> THE EXERCISE:
Collect all lines from the listing that include the string "Extract".

[Collected data entries]

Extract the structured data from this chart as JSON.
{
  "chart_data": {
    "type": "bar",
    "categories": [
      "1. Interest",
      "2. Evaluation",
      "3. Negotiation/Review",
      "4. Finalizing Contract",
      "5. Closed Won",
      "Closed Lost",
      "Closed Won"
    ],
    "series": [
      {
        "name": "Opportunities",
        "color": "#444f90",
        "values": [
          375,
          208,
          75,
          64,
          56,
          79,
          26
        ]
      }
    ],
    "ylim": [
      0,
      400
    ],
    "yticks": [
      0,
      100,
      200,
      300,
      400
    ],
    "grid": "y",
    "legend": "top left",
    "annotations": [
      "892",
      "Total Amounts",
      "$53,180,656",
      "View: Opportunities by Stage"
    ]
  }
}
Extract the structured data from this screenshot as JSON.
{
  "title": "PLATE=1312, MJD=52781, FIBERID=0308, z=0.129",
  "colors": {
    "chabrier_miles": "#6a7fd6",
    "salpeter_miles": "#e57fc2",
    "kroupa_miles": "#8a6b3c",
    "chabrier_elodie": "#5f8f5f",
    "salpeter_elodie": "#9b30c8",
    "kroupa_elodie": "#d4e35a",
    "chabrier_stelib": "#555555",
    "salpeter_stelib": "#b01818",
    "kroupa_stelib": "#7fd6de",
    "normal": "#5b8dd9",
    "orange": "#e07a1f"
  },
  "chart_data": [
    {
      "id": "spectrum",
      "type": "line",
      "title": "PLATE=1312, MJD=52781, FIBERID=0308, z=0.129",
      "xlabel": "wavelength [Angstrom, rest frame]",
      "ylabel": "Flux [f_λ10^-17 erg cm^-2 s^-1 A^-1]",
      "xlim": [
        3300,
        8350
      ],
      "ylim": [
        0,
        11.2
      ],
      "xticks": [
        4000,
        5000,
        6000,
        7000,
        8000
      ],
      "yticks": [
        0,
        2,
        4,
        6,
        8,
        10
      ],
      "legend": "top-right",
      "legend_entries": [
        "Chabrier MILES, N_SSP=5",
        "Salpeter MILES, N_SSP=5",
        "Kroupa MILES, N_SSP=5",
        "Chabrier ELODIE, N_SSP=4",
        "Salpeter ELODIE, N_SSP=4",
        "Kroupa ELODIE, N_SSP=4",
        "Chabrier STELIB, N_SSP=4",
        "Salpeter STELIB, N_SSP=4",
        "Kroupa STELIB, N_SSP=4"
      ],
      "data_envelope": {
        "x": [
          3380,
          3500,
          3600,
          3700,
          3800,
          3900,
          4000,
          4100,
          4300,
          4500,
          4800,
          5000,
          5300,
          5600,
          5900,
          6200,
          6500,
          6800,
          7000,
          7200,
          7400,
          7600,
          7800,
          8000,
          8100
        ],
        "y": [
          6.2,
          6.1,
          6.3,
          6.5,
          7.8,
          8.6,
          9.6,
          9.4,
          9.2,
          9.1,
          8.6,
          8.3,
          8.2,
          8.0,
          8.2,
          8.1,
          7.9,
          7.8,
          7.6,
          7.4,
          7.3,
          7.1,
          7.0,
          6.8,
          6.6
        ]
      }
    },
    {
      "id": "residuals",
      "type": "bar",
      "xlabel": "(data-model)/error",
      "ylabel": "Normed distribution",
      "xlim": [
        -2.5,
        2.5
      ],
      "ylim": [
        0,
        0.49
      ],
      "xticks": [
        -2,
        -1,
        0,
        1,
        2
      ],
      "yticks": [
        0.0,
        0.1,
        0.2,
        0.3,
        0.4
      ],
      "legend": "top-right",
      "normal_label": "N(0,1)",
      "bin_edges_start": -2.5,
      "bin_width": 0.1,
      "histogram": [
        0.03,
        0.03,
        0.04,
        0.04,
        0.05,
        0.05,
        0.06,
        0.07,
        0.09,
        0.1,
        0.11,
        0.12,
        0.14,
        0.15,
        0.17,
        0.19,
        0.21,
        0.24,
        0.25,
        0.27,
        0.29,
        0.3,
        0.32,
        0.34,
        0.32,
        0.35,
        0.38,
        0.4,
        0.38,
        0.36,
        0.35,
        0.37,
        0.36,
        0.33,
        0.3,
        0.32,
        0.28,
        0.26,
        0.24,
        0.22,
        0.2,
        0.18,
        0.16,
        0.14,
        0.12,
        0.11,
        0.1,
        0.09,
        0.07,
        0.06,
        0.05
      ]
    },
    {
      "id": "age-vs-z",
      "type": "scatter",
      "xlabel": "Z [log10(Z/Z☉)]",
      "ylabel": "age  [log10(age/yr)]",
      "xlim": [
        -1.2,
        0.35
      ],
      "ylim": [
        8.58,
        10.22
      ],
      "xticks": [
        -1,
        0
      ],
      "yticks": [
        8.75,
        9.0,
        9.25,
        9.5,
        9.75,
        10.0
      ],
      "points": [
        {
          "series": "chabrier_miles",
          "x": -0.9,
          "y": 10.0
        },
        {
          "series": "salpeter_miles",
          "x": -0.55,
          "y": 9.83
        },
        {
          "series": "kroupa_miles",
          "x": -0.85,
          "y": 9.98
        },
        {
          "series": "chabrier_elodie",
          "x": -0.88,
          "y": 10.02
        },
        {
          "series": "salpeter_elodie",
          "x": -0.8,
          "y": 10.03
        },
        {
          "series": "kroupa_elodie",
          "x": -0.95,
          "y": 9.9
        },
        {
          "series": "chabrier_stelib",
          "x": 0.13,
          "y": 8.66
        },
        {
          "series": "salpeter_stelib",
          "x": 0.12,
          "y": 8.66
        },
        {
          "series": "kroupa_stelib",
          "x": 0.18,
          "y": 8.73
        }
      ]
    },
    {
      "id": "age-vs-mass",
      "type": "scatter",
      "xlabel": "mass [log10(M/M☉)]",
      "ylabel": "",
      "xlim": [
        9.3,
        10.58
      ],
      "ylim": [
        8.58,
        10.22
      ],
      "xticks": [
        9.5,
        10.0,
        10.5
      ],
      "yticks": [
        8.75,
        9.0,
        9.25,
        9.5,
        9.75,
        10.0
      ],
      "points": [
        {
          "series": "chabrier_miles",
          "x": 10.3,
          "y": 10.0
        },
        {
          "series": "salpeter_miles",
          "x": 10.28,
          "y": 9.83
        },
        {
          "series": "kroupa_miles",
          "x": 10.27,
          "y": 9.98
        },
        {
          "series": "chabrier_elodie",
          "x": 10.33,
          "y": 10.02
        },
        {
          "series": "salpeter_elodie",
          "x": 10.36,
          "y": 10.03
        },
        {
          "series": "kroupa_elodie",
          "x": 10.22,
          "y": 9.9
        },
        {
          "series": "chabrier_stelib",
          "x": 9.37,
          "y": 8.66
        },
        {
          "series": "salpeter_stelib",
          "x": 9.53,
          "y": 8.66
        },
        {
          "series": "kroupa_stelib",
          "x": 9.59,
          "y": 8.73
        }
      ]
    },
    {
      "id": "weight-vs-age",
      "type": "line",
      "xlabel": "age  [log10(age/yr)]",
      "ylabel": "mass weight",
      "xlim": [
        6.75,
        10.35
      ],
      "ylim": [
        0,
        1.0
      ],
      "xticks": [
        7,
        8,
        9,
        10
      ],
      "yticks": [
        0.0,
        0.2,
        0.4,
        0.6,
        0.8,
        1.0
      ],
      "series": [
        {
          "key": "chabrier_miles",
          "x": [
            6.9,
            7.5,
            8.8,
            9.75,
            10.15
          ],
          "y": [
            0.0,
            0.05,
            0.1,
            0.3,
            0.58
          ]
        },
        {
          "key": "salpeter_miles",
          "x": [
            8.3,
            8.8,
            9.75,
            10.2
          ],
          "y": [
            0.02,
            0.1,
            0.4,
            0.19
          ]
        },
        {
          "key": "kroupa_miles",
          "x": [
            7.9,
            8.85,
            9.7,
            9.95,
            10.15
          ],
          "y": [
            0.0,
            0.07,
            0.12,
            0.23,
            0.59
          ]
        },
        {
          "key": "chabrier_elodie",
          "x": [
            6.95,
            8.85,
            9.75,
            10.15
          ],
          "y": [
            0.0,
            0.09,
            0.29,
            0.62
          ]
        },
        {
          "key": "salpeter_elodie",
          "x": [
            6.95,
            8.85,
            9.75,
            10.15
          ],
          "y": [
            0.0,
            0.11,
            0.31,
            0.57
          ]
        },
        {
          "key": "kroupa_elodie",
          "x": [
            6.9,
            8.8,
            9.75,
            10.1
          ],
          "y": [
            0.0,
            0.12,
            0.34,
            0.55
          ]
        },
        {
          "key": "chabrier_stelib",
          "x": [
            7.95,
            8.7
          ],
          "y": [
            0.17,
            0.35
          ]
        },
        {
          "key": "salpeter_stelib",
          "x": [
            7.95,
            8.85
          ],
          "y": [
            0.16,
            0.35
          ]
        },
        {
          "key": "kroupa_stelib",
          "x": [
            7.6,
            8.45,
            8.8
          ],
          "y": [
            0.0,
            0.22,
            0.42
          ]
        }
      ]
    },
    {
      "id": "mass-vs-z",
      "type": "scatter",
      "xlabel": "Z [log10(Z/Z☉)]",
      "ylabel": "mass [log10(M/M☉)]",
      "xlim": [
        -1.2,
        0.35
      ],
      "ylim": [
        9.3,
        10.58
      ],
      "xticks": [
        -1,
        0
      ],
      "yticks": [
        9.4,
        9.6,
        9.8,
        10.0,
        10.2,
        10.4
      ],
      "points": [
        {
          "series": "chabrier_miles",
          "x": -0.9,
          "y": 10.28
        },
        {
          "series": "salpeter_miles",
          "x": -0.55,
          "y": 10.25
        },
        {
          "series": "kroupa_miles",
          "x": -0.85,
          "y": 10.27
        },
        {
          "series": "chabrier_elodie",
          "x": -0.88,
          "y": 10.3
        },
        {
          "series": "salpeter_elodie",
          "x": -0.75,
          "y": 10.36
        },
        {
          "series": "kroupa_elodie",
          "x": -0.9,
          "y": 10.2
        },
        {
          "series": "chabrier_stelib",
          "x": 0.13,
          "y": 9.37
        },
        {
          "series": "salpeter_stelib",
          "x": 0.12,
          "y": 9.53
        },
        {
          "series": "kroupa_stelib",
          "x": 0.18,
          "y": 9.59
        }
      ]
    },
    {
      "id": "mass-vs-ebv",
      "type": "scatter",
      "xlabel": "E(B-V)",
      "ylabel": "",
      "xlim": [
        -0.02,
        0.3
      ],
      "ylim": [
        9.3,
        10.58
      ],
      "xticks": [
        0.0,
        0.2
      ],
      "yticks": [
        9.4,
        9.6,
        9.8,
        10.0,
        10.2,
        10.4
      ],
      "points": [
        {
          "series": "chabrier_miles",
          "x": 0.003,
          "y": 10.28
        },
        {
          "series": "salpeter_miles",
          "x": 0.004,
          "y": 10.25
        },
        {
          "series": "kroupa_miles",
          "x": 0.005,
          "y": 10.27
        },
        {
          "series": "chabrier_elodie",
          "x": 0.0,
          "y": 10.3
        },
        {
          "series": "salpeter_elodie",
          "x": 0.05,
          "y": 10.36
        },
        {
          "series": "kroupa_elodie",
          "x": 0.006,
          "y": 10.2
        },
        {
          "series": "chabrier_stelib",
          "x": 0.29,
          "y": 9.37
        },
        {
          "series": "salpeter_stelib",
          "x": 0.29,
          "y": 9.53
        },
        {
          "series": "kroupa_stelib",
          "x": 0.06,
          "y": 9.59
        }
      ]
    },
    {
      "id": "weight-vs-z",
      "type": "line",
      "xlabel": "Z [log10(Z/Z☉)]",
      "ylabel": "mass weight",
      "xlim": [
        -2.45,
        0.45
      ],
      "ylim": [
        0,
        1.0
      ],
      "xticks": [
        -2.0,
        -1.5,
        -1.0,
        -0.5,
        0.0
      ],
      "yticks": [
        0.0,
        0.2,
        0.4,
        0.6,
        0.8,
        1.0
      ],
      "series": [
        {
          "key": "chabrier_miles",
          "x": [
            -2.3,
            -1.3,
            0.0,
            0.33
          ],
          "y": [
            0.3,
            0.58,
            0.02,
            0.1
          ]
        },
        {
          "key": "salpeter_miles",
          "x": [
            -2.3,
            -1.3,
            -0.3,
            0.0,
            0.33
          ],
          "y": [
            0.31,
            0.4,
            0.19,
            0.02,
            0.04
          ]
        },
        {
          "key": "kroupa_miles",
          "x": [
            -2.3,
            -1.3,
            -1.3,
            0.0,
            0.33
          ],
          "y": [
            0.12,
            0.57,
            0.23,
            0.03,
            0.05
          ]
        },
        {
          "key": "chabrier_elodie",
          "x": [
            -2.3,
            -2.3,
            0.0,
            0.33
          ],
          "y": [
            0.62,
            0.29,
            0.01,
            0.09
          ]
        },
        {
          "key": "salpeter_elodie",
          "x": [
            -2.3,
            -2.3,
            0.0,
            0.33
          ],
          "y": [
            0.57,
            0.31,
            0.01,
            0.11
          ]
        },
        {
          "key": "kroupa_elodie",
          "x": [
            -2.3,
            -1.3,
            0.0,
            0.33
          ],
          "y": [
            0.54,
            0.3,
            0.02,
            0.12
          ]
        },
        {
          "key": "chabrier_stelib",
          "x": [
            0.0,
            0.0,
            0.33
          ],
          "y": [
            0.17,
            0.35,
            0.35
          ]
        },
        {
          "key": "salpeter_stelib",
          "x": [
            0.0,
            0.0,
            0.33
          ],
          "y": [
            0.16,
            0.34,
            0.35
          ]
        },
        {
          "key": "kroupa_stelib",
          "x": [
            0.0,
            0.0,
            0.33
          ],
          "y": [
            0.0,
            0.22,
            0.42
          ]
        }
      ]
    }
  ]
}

> EXERCISE RESULT:
Extract the structured data from this chart as JSON.
Extract the structured data from this screenshot as JSON.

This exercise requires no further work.